[Start of Extracted information]

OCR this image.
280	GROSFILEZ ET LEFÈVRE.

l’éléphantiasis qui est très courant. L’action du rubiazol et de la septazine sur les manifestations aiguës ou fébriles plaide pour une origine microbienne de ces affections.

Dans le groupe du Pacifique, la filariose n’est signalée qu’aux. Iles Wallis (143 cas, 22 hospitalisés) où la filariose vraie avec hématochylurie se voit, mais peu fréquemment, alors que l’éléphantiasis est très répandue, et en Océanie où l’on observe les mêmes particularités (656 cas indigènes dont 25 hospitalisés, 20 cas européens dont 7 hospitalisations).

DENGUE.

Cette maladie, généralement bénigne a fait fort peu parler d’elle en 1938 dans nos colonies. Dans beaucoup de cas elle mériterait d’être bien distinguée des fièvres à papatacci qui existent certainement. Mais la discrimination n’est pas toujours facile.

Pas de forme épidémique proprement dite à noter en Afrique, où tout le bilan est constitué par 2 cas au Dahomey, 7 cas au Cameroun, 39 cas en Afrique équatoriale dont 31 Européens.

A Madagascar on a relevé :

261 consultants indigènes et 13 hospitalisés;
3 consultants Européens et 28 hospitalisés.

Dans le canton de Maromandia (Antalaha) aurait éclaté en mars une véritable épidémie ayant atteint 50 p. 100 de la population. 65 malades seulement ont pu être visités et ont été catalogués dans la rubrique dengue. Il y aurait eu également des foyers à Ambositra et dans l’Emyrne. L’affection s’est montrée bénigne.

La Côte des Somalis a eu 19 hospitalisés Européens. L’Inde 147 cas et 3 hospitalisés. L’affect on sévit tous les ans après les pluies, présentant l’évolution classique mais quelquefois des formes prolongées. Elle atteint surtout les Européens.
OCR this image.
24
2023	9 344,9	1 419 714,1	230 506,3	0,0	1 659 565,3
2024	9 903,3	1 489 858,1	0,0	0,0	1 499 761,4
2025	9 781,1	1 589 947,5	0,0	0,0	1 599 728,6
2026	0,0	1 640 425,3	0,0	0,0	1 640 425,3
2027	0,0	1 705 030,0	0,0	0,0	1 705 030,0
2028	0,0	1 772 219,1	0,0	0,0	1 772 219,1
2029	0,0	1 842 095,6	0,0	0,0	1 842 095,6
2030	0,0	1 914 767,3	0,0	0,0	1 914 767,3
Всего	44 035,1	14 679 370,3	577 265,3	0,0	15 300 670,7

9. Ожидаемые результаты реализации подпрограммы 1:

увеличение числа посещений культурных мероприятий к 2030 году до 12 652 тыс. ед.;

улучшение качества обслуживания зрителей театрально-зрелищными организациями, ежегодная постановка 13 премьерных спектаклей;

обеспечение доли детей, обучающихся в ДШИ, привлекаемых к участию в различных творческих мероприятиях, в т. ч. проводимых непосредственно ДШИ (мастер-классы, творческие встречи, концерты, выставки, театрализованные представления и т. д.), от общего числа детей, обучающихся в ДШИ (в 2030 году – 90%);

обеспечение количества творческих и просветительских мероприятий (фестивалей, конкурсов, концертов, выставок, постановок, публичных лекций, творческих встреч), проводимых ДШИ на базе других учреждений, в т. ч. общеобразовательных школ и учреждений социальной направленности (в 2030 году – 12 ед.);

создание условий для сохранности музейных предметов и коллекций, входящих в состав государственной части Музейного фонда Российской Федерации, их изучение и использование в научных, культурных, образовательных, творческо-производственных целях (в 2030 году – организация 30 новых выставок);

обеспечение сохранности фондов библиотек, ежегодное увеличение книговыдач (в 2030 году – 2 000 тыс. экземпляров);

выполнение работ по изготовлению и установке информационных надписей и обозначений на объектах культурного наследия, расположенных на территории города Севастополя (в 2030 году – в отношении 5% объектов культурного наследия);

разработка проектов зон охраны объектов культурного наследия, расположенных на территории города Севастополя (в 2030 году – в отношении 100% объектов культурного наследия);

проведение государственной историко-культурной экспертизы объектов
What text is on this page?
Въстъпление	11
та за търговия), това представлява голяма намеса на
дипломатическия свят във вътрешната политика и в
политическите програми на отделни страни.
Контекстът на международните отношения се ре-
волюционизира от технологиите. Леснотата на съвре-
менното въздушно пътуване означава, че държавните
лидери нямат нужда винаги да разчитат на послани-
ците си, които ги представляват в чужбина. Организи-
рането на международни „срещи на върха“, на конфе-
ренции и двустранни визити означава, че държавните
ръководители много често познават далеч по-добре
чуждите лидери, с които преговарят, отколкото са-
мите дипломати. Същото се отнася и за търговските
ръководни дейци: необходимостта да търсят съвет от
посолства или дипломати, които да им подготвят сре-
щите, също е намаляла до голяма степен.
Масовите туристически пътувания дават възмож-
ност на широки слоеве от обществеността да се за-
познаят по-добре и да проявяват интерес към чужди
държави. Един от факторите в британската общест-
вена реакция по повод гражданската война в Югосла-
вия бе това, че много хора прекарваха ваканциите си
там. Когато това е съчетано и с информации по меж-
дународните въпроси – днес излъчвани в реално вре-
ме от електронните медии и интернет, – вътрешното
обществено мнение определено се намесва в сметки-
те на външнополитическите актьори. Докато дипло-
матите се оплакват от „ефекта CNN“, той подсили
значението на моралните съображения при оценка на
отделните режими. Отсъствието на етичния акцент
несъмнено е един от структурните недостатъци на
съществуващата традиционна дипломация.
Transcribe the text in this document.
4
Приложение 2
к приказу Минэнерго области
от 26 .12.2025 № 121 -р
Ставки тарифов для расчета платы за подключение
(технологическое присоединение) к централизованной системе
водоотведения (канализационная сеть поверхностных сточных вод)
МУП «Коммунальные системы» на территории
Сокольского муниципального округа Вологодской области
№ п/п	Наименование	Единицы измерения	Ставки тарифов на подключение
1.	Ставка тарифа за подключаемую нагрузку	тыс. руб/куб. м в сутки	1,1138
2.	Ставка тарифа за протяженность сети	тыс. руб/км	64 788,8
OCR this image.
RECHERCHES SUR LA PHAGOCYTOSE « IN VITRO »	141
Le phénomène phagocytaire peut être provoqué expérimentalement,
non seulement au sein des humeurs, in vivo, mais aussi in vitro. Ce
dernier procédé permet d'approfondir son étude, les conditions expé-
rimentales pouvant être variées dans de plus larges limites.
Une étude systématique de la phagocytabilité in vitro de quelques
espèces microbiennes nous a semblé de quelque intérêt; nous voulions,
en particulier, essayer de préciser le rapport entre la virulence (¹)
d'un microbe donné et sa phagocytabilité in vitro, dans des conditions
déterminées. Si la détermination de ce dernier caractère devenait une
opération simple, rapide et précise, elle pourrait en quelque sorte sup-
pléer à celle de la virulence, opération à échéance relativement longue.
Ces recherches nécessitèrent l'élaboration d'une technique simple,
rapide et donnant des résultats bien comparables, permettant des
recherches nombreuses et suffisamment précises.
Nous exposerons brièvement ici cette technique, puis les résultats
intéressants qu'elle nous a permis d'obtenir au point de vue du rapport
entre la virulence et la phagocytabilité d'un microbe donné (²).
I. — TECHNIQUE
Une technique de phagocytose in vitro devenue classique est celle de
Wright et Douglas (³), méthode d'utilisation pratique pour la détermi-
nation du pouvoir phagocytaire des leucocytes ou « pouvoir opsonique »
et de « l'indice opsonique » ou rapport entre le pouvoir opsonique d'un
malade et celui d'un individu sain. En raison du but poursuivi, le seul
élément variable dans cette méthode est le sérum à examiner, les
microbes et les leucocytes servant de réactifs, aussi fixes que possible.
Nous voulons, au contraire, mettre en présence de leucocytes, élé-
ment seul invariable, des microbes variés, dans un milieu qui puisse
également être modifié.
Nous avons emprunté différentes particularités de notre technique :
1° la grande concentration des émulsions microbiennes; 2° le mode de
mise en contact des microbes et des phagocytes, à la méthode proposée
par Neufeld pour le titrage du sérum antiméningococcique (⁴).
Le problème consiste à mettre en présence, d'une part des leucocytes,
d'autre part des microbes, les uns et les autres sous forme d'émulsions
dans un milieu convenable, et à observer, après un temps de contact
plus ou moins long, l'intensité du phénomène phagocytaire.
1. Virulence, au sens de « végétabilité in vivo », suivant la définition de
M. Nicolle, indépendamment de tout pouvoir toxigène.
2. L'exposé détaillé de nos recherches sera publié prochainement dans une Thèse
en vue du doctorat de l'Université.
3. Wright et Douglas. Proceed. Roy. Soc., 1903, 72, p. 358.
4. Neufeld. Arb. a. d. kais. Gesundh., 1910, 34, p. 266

[End of Extracted information]

## [Instructions to follow]
Of the lines in the material, how many contain the word "aussi"? Reply with the number and nothing else.

## [Task solution]
2